_REQUIREMENTS_: Pull each line holding the word "color" from the data.

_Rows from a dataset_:

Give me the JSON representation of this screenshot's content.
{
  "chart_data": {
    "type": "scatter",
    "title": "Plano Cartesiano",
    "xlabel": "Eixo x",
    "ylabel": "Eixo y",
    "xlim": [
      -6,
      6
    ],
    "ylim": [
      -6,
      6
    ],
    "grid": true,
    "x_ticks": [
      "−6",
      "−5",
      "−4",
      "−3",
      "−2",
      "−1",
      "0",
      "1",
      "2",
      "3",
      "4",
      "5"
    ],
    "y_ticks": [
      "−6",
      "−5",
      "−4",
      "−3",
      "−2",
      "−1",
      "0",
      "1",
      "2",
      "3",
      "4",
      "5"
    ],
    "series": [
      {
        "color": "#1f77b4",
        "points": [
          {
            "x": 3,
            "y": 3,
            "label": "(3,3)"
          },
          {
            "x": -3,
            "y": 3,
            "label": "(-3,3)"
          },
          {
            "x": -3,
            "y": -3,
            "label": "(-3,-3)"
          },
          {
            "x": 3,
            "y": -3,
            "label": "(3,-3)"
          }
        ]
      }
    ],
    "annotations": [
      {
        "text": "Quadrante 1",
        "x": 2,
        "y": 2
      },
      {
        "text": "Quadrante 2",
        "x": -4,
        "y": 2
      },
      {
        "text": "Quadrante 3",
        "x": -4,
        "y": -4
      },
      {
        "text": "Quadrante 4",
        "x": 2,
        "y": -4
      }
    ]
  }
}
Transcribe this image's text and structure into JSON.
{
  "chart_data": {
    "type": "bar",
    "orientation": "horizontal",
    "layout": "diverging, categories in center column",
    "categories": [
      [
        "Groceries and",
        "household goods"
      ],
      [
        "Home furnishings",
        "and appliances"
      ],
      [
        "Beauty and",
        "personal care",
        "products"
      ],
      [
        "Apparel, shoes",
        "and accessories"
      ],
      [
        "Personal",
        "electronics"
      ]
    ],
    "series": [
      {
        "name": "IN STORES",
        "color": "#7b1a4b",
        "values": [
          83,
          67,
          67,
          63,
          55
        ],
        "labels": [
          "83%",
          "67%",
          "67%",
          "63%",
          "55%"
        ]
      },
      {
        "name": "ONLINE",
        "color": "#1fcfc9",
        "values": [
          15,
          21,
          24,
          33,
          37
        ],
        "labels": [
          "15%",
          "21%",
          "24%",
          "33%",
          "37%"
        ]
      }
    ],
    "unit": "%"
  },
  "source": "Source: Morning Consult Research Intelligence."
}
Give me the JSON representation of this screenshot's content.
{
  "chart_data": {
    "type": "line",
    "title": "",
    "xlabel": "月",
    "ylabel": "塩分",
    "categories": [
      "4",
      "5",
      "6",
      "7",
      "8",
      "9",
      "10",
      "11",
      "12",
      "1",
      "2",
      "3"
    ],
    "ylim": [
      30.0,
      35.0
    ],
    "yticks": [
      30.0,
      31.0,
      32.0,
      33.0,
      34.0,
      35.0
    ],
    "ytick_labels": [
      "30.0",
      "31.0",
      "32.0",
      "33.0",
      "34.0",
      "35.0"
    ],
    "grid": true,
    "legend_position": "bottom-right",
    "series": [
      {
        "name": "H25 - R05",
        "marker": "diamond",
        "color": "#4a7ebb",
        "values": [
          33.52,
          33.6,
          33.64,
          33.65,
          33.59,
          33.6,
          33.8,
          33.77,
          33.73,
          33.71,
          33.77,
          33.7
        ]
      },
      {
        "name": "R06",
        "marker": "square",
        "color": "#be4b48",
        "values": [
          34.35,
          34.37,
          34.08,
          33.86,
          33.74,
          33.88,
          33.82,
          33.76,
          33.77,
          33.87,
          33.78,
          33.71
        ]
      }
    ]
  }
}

_EXERCISE ANSWER_:
        "color": "#1f77b4",
        "color": "#7b1a4b",
        "color": "#1fcfc9",
        "color": "#4a7ebb",
        "color": "#be4b48",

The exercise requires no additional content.